TASK PROMPT
Transcribe the records that follow. Keep every word exactly, and drop the pictures.
-- Start --
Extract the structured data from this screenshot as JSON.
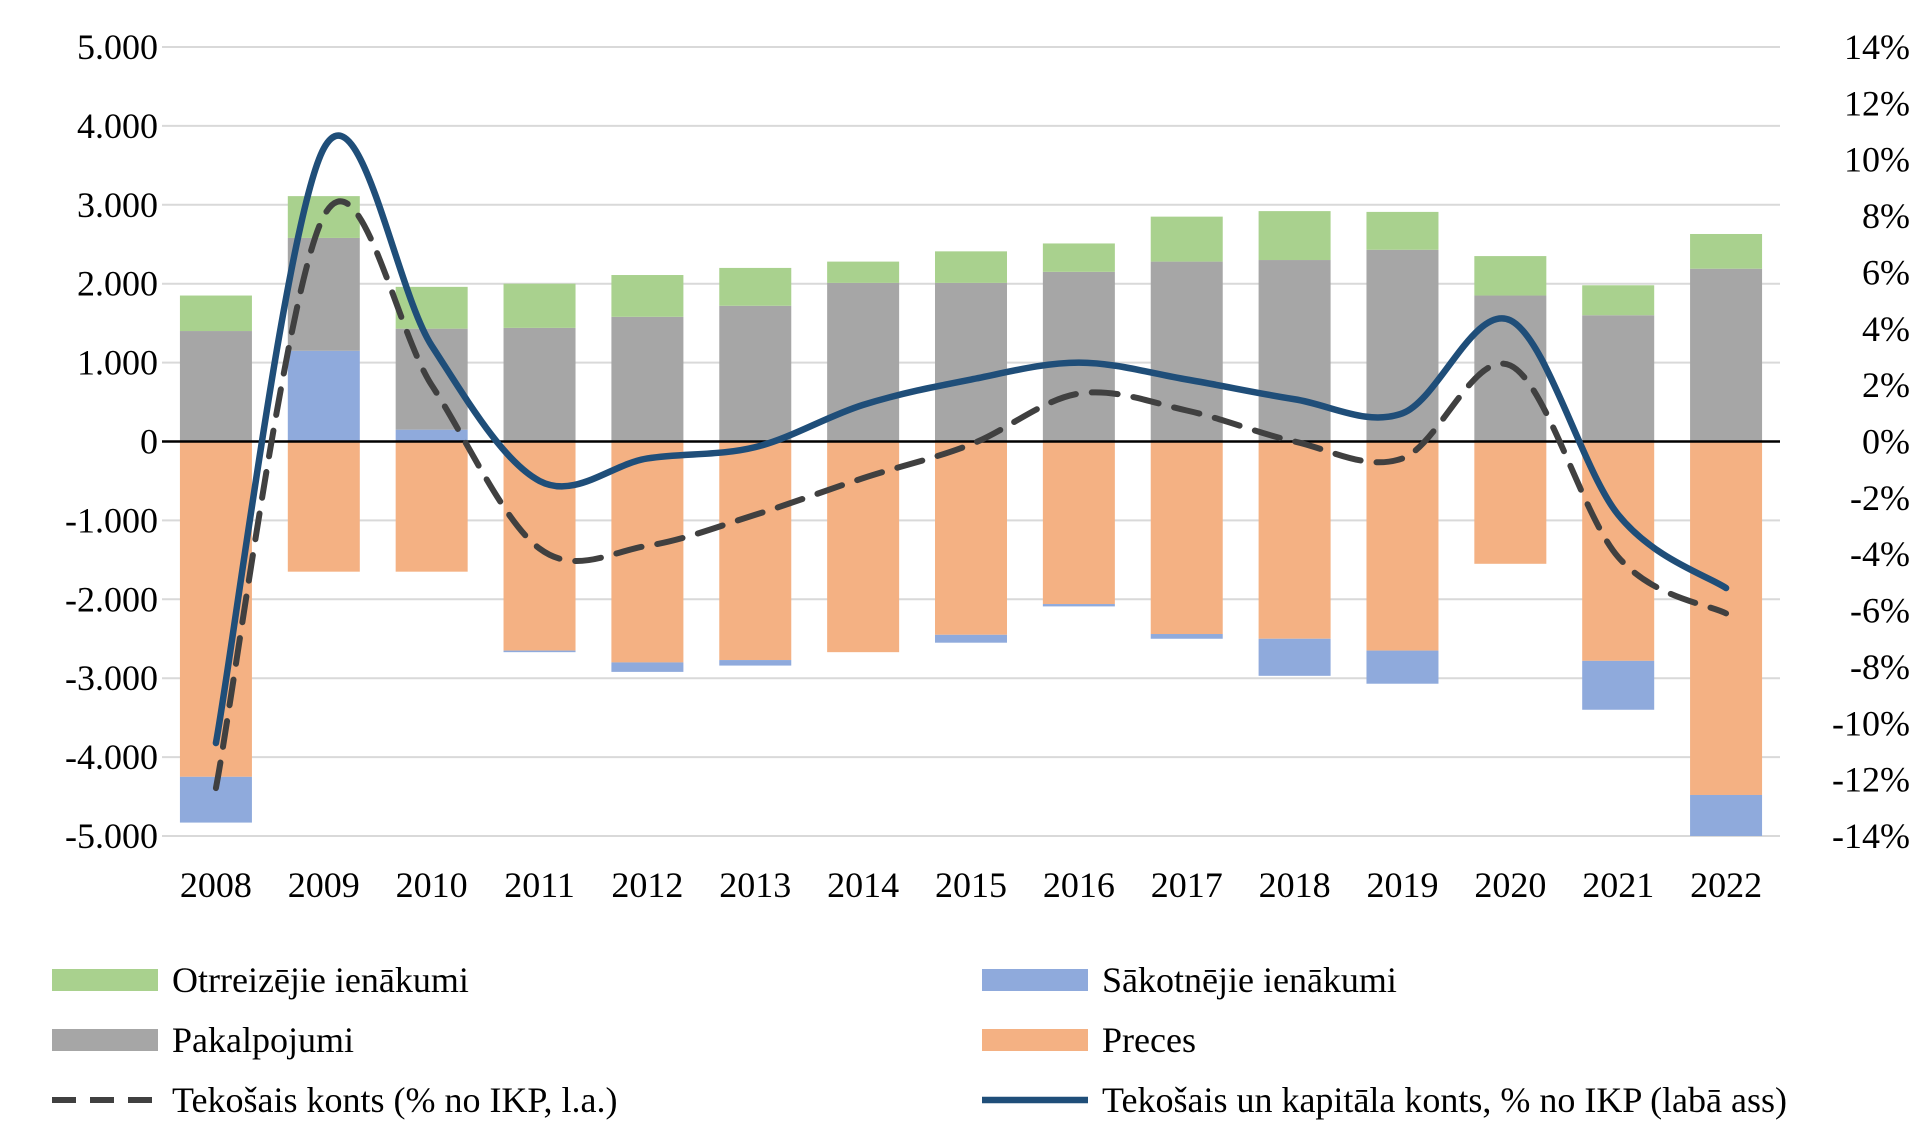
{
  "chart_data": {
    "type": "bar",
    "categories": [
      "2008",
      "2009",
      "2010",
      "2011",
      "2012",
      "2013",
      "2014",
      "2015",
      "2016",
      "2017",
      "2018",
      "2019",
      "2020",
      "2021",
      "2022"
    ],
    "ylim": [
      -5000,
      5000
    ],
    "y2lim": [
      -14,
      14
    ],
    "yticks": [
      "5.000",
      "4.000",
      "3.000",
      "2.000",
      "1.000",
      "0",
      "-1.000",
      "-2.000",
      "-3.000",
      "-4.000",
      "-5.000"
    ],
    "y2ticks": [
      "14%",
      "12%",
      "10%",
      "8%",
      "6%",
      "4%",
      "2%",
      "0%",
      "-2%",
      "-4%",
      "-6%",
      "-8%",
      "-10%",
      "-12%",
      "-14%"
    ],
    "grid": true,
    "legend_position": "bottom",
    "series": [
      {
        "name": "Preces",
        "kind": "bar",
        "axis": "left",
        "color": "#f4b183",
        "values": [
          -4250,
          -1650,
          -1650,
          -2650,
          -2800,
          -2770,
          -2670,
          -2450,
          -2060,
          -2440,
          -2500,
          -2650,
          -1550,
          -2780,
          -4480
        ]
      },
      {
        "name": "Sākotnējie ienākumi",
        "kind": "bar",
        "axis": "left",
        "color": "#8faadc",
        "values": [
          -580,
          1150,
          150,
          -20,
          -120,
          -70,
          10,
          -100,
          -30,
          -60,
          -470,
          -420,
          10,
          -620,
          -520
        ]
      },
      {
        "name": "Pakalpojumi",
        "kind": "bar",
        "axis": "left",
        "color": "#a6a6a6",
        "values": [
          1400,
          1430,
          1280,
          1440,
          1580,
          1720,
          2000,
          2010,
          2150,
          2280,
          2300,
          2430,
          1840,
          1600,
          2190
        ]
      },
      {
        "name": "Otrreizējie ienākumi",
        "kind": "bar",
        "axis": "left",
        "color": "#a9d18e",
        "values": [
          450,
          530,
          530,
          560,
          530,
          480,
          270,
          400,
          360,
          570,
          620,
          480,
          500,
          380,
          440
        ]
      },
      {
        "name": "Tekošais konts (% no IKP, l.a.)",
        "kind": "line",
        "dash": true,
        "axis": "right",
        "color": "#404040",
        "values": [
          -12.3,
          8.0,
          2.0,
          -3.8,
          -3.7,
          -2.6,
          -1.3,
          -0.1,
          1.7,
          1.1,
          0.0,
          -0.6,
          2.7,
          -4.1,
          -6.1
        ]
      },
      {
        "name": "Tekošais un kapitāla konts, % no IKP (labā ass)",
        "kind": "line",
        "dash": false,
        "axis": "right",
        "color": "#1f4e79",
        "values": [
          -10.7,
          10.4,
          3.4,
          -1.4,
          -0.6,
          -0.2,
          1.3,
          2.2,
          2.8,
          2.2,
          1.5,
          1.0,
          4.3,
          -2.6,
          -5.2
        ]
      }
    ]
  },
  "legend": {
    "items": [
      {
        "label": "Otrreizējie ienākumi",
        "swatch": "rect",
        "color": "#a9d18e"
      },
      {
        "label": "Sākotnējie ienākumi",
        "swatch": "rect",
        "color": "#8faadc"
      },
      {
        "label": "Pakalpojumi",
        "swatch": "rect",
        "color": "#a6a6a6"
      },
      {
        "label": "Preces",
        "swatch": "rect",
        "color": "#f4b183"
      },
      {
        "label": "Tekošais konts (% no IKP, l.a.)",
        "swatch": "dash",
        "color": "#404040"
      },
      {
        "label": "Tekošais un kapitāla konts, % no IKP (labā ass)",
        "swatch": "line",
        "color": "#1f4e79"
      }
    ]
  }
}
-- End --
RESULT OF THIS EXERCISE
Extract the structured data from this screenshot as JSON.
{
  "chart_data": {
    "type": "bar",
    "categories": [
      "2008",
      "2009",
      "2010",
      "2011",
      "2012",
      "2013",
      "2014",
      "2015",
      "2016",
      "2017",
      "2018",
      "2019",
      "2020",
      "2021",
      "2022"
    ],
    "ylim": [
      -5000,
      5000
    ],
    "y2lim": [
      -14,
      14
    ],
    "yticks": [
      "5.000",
      "4.000",
      "3.000",
      "2.000",
      "1.000",
      "0",
      "-1.000",
      "-2.000",
      "-3.000",
      "-4.000",
      "-5.000"
    ],
    "y2ticks": [
      "14%",
      "12%",
      "10%",
      "8%",
      "6%",
      "4%",
      "2%",
      "0%",
      "-2%",
      "-4%",
      "-6%",
      "-8%",
      "-10%",
      "-12%",
      "-14%"
    ],
    "grid": true,
    "legend_position": "bottom",
    "series": [
      {
        "name": "Preces",
        "kind": "bar",
        "axis": "left",
        "color": "#f4b183",
        "values": [
          -4250,
          -1650,
          -1650,
          -2650,
          -2800,
          -2770,
          -2670,
          -2450,
          -2060,
          -2440,
          -2500,
          -2650,
          -1550,
          -2780,
          -4480
        ]
      },
      {
        "name": "Sākotnējie ienākumi",
        "kind": "bar",
        "axis": "left",
        "color": "#8faadc",
        "values": [
          -580,
          1150,
          150,
          -20,
          -120,
          -70,
          10,
          -100,
          -30,
          -60,
          -470,
          -420,
          10,
          -620,
          -520
        ]
      },
      {
        "name": "Pakalpojumi",
        "kind": "bar",
        "axis": "left",
        "color": "#a6a6a6",
        "values": [
          1400,
          1430,
          1280,
          1440,
          1580,
          1720,
          2000,
          2010,
          2150,
          2280,
          2300,
          2430,
          1840,
          1600,
          2190
        ]
      },
      {
        "name": "Otrreizējie ienākumi",
        "kind": "bar",
        "axis": "left",
        "color": "#a9d18e",
        "values": [
          450,
          530,
          530,
          560,
          530,
          480,
          270,
          400,
          360,
          570,
          620,
          480,
          500,
          380,
          440
        ]
      },
      {
        "name": "Tekošais konts (% no IKP, l.a.)",
        "kind": "line",
        "dash": true,
        "axis": "right",
        "color": "#404040",
        "values": [
          -12.3,
          8.0,
          2.0,
          -3.8,
          -3.7,
          -2.6,
          -1.3,
          -0.1,
          1.7,
          1.1,
          0.0,
          -0.6,
          2.7,
          -4.1,
          -6.1
        ]
      },
      {
        "name": "Tekošais un kapitāla konts, % no IKP (labā ass)",
        "kind": "line",
        "dash": false,
        "axis": "right",
        "color": "#1f4e79",
        "values": [
          -10.7,
          10.4,
          3.4,
          -1.4,
          -0.6,
          -0.2,
          1.3,
          2.2,
          2.8,
          2.2,
          1.5,
          1.0,
          4.3,
          -2.6,
          -5.2
        ]
      }
    ]
  },
  "legend": {
    "items": [
      {
        "label": "Otrreizējie ienākumi",
        "swatch": "rect",
        "color": "#a9d18e"
      },
      {
        "label": "Sākotnējie ienākumi",
        "swatch": "rect",
        "color": "#8faadc"
      },
      {
        "label": "Pakalpojumi",
        "swatch": "rect",
        "color": "#a6a6a6"
      },
      {
        "label": "Preces",
        "swatch": "rect",
        "color": "#f4b183"
      },
      {
        "label": "Tekošais konts (% no IKP, l.a.)",
        "swatch": "dash",
        "color": "#404040"
      },
      {
        "label": "Tekošais un kapitāla konts, % no IKP (labā ass)",
        "swatch": "line",
        "color": "#1f4e79"
      }
    ]
  }
}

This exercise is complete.